**** GIVEN ENTRIES ****

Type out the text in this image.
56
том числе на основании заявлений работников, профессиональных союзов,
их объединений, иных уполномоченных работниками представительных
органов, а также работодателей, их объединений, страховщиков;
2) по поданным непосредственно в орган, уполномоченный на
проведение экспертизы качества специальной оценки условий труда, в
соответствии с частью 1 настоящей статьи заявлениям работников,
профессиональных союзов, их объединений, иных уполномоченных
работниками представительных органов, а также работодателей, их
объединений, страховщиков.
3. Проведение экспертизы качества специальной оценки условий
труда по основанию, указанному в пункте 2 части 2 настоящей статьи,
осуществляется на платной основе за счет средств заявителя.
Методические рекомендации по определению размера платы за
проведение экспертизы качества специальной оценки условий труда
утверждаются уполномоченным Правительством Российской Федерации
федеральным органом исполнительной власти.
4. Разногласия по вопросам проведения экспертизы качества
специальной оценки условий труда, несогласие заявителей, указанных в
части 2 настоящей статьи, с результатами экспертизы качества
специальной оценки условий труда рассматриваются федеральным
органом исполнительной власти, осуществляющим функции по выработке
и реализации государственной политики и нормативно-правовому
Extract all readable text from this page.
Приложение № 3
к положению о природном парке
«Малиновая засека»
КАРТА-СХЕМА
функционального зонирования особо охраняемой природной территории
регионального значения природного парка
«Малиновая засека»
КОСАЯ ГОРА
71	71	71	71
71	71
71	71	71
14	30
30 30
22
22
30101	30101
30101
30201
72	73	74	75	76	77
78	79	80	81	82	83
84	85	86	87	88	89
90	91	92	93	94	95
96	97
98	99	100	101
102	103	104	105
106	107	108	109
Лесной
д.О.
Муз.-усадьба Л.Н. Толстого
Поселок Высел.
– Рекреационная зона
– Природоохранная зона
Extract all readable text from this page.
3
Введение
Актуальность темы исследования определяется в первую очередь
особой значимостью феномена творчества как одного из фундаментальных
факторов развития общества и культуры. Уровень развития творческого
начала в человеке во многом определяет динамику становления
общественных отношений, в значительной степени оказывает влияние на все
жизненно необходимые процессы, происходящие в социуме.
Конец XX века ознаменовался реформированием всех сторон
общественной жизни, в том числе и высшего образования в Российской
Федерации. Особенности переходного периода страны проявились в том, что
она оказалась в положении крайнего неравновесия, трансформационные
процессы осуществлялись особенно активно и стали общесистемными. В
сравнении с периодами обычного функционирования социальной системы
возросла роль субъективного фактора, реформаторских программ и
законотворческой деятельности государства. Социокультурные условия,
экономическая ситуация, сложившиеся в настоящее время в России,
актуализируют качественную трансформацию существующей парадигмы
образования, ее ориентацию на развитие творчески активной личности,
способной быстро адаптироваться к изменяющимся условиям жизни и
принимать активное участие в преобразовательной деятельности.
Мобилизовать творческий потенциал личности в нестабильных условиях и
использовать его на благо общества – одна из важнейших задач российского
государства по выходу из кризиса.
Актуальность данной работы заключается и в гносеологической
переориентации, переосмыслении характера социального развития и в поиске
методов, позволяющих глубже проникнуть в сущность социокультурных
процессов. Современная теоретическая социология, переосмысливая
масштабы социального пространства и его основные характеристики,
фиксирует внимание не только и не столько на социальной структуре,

****

Output the lines above verbatim and in full.

Type out the text in this image.
56
том числе на основании заявлений работников, профессиональных союзов,
их объединений, иных уполномоченных работниками представительных
органов, а также работодателей, их объединений, страховщиков;
2) по поданным непосредственно в орган, уполномоченный на
проведение экспертизы качества специальной оценки условий труда, в
соответствии с частью 1 настоящей статьи заявлениям работников,
профессиональных союзов, их объединений, иных уполномоченных
работниками представительных органов, а также работодателей, их
объединений, страховщиков.
3. Проведение экспертизы качества специальной оценки условий
труда по основанию, указанному в пункте 2 части 2 настоящей статьи,
осуществляется на платной основе за счет средств заявителя.
Методические рекомендации по определению размера платы за
проведение экспертизы качества специальной оценки условий труда
утверждаются уполномоченным Правительством Российской Федерации
федеральным органом исполнительной власти.
4. Разногласия по вопросам проведения экспертизы качества
специальной оценки условий труда, несогласие заявителей, указанных в
части 2 настоящей статьи, с результатами экспертизы качества
специальной оценки условий труда рассматриваются федеральным
органом исполнительной власти, осуществляющим функции по выработке
и реализации государственной политики и нормативно-правовому
Extract all readable text from this page.
Приложение № 3
к положению о природном парке
«Малиновая засека»
КАРТА-СХЕМА
функционального зонирования особо охраняемой природной территории
регионального значения природного парка
«Малиновая засека»
КОСАЯ ГОРА
71	71	71	71
71	71
71	71	71
14	30
30 30
22
22
30101	30101
30101
30201
72	73	74	75	76	77
78	79	80	81	82	83
84	85	86	87	88	89
90	91	92	93	94	95
96	97
98	99	100	101
102	103	104	105
106	107	108	109
Лесной
д.О.
Муз.-усадьба Л.Н. Толстого
Поселок Высел.
– Рекреационная зона
– Природоохранная зона
Extract all readable text from this page.
3
Введение
Актуальность темы исследования определяется в первую очередь
особой значимостью феномена творчества как одного из фундаментальных
факторов развития общества и культуры. Уровень развития творческого
начала в человеке во многом определяет динамику становления
общественных отношений, в значительной степени оказывает влияние на все
жизненно необходимые процессы, происходящие в социуме.
Конец XX века ознаменовался реформированием всех сторон
общественной жизни, в том числе и высшего образования в Российской
Федерации. Особенности переходного периода страны проявились в том, что
она оказалась в положении крайнего неравновесия, трансформационные
процессы осуществлялись особенно активно и стали общесистемными. В
сравнении с периодами обычного функционирования социальной системы
возросла роль субъективного фактора, реформаторских программ и
законотворческой деятельности государства. Социокультурные условия,
экономическая ситуация, сложившиеся в настоящее время в России,
актуализируют качественную трансформацию существующей парадигмы
образования, ее ориентацию на развитие творчески активной личности,
способной быстро адаптироваться к изменяющимся условиям жизни и
принимать активное участие в преобразовательной деятельности.
Мобилизовать творческий потенциал личности в нестабильных условиях и
использовать его на благо общества – одна из важнейших задач российского
государства по выходу из кризиса.
Актуальность данной работы заключается и в гносеологической
переориентации, переосмыслении характера социального развития и в поиске
методов, позволяющих глубже проникнуть в сущность социокультурных
процессов. Современная теоретическая социология, переосмысливая
масштабы социального пространства и его основные характеристики,
фиксирует внимание не только и не столько на социальной структуре,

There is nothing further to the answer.